Required work: Transcribe the entries below exactly.

Records from a data source:
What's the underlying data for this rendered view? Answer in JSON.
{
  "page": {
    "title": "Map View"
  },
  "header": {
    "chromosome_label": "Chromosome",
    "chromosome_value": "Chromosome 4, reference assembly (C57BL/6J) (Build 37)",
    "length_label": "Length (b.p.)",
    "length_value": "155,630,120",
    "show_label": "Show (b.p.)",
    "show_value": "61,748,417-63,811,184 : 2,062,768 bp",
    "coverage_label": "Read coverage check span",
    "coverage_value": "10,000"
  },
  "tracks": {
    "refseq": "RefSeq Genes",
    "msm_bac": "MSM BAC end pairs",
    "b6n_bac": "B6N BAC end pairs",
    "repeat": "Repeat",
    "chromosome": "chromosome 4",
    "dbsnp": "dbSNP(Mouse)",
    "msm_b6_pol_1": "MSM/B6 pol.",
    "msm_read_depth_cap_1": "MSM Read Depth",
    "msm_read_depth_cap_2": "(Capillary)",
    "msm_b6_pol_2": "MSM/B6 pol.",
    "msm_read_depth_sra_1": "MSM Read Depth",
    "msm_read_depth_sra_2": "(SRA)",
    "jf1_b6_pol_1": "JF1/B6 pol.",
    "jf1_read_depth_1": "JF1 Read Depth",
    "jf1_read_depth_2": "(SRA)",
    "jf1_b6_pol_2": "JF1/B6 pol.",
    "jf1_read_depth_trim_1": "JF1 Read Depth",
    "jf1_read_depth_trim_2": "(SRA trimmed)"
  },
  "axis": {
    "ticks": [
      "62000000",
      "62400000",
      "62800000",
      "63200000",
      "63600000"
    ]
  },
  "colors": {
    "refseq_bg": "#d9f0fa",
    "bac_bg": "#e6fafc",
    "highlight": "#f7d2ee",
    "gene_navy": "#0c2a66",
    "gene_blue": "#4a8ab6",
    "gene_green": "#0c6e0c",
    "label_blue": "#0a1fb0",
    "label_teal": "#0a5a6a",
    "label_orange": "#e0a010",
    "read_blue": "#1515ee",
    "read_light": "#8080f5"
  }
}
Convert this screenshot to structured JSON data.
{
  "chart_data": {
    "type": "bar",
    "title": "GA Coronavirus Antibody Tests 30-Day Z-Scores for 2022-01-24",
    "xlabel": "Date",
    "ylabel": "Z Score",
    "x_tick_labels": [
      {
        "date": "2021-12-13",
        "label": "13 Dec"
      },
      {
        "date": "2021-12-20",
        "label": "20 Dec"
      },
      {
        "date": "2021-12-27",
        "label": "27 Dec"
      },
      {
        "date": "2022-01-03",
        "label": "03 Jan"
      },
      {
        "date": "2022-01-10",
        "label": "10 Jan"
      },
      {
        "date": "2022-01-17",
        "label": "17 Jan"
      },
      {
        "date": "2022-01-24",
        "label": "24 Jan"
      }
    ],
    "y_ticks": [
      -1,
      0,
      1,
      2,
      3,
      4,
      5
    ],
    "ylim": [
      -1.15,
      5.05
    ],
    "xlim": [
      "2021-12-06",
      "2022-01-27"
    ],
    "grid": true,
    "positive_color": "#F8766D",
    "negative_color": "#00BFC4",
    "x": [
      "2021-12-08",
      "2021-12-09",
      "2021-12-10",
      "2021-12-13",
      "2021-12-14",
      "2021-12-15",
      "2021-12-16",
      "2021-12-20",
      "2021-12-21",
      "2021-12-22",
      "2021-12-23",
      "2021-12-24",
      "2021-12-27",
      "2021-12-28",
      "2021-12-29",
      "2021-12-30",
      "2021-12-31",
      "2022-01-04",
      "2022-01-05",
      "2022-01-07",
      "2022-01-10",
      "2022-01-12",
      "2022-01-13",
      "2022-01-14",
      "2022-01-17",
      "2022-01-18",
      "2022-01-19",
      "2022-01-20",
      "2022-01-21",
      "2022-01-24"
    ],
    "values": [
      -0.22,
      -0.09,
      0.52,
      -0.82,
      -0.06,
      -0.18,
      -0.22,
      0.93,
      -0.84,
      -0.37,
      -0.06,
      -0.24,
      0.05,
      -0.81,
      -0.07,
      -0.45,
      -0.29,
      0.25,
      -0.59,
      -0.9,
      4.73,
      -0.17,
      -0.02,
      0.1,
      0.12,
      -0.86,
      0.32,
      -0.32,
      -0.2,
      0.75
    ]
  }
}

Written response:
What's the underlying data for this rendered view? Answer in JSON.
{
  "page": {
    "title": "Map View"
  },
  "header": {
    "chromosome_label": "Chromosome",
    "chromosome_value": "Chromosome 4, reference assembly (C57BL/6J) (Build 37)",
    "length_label": "Length (b.p.)",
    "length_value": "155,630,120",
    "show_label": "Show (b.p.)",
    "show_value": "61,748,417-63,811,184 : 2,062,768 bp",
    "coverage_label": "Read coverage check span",
    "coverage_value": "10,000"
  },
  "tracks": {
    "refseq": "RefSeq Genes",
    "msm_bac": "MSM BAC end pairs",
    "b6n_bac": "B6N BAC end pairs",
    "repeat": "Repeat",
    "chromosome": "chromosome 4",
    "dbsnp": "dbSNP(Mouse)",
    "msm_b6_pol_1": "MSM/B6 pol.",
    "msm_read_depth_cap_1": "MSM Read Depth",
    "msm_read_depth_cap_2": "(Capillary)",
    "msm_b6_pol_2": "MSM/B6 pol.",
    "msm_read_depth_sra_1": "MSM Read Depth",
    "msm_read_depth_sra_2": "(SRA)",
    "jf1_b6_pol_1": "JF1/B6 pol.",
    "jf1_read_depth_1": "JF1 Read Depth",
    "jf1_read_depth_2": "(SRA)",
    "jf1_b6_pol_2": "JF1/B6 pol.",
    "jf1_read_depth_trim_1": "JF1 Read Depth",
    "jf1_read_depth_trim_2": "(SRA trimmed)"
  },
  "axis": {
    "ticks": [
      "62000000",
      "62400000",
      "62800000",
      "63200000",
      "63600000"
    ]
  },
  "colors": {
    "refseq_bg": "#d9f0fa",
    "bac_bg": "#e6fafc",
    "highlight": "#f7d2ee",
    "gene_navy": "#0c2a66",
    "gene_blue": "#4a8ab6",
    "gene_green": "#0c6e0c",
    "label_blue": "#0a1fb0",
    "label_teal": "#0a5a6a",
    "label_orange": "#e0a010",
    "read_blue": "#1515ee",
    "read_light": "#8080f5"
  }
}
Convert this screenshot to structured JSON data.
{
  "chart_data": {
    "type": "bar",
    "title": "GA Coronavirus Antibody Tests 30-Day Z-Scores for 2022-01-24",
    "xlabel": "Date",
    "ylabel": "Z Score",
    "x_tick_labels": [
      {
        "date": "2021-12-13",
        "label": "13 Dec"
      },
      {
        "date": "2021-12-20",
        "label": "20 Dec"
      },
      {
        "date": "2021-12-27",
        "label": "27 Dec"
      },
      {
        "date": "2022-01-03",
        "label": "03 Jan"
      },
      {
        "date": "2022-01-10",
        "label": "10 Jan"
      },
      {
        "date": "2022-01-17",
        "label": "17 Jan"
      },
      {
        "date": "2022-01-24",
        "label": "24 Jan"
      }
    ],
    "y_ticks": [
      -1,
      0,
      1,
      2,
      3,
      4,
      5
    ],
    "ylim": [
      -1.15,
      5.05
    ],
    "xlim": [
      "2021-12-06",
      "2022-01-27"
    ],
    "grid": true,
    "positive_color": "#F8766D",
    "negative_color": "#00BFC4",
    "x": [
      "2021-12-08",
      "2021-12-09",
      "2021-12-10",
      "2021-12-13",
      "2021-12-14",
      "2021-12-15",
      "2021-12-16",
      "2021-12-20",
      "2021-12-21",
      "2021-12-22",
      "2021-12-23",
      "2021-12-24",
      "2021-12-27",
      "2021-12-28",
      "2021-12-29",
      "2021-12-30",
      "2021-12-31",
      "2022-01-04",
      "2022-01-05",
      "2022-01-07",
      "2022-01-10",
      "2022-01-12",
      "2022-01-13",
      "2022-01-14",
      "2022-01-17",
      "2022-01-18",
      "2022-01-19",
      "2022-01-20",
      "2022-01-21",
      "2022-01-24"
    ],
    "values": [
      -0.22,
      -0.09,
      0.52,
      -0.82,
      -0.06,
      -0.18,
      -0.22,
      0.93,
      -0.84,
      -0.37,
      -0.06,
      -0.24,
      0.05,
      -0.81,
      -0.07,
      -0.45,
      -0.29,
      0.25,
      -0.59,
      -0.9,
      4.73,
      -0.17,
      -0.02,
      0.1,
      0.12,
      -0.86,
      0.32,
      -0.32,
      -0.2,
      0.75
    ]
  }
}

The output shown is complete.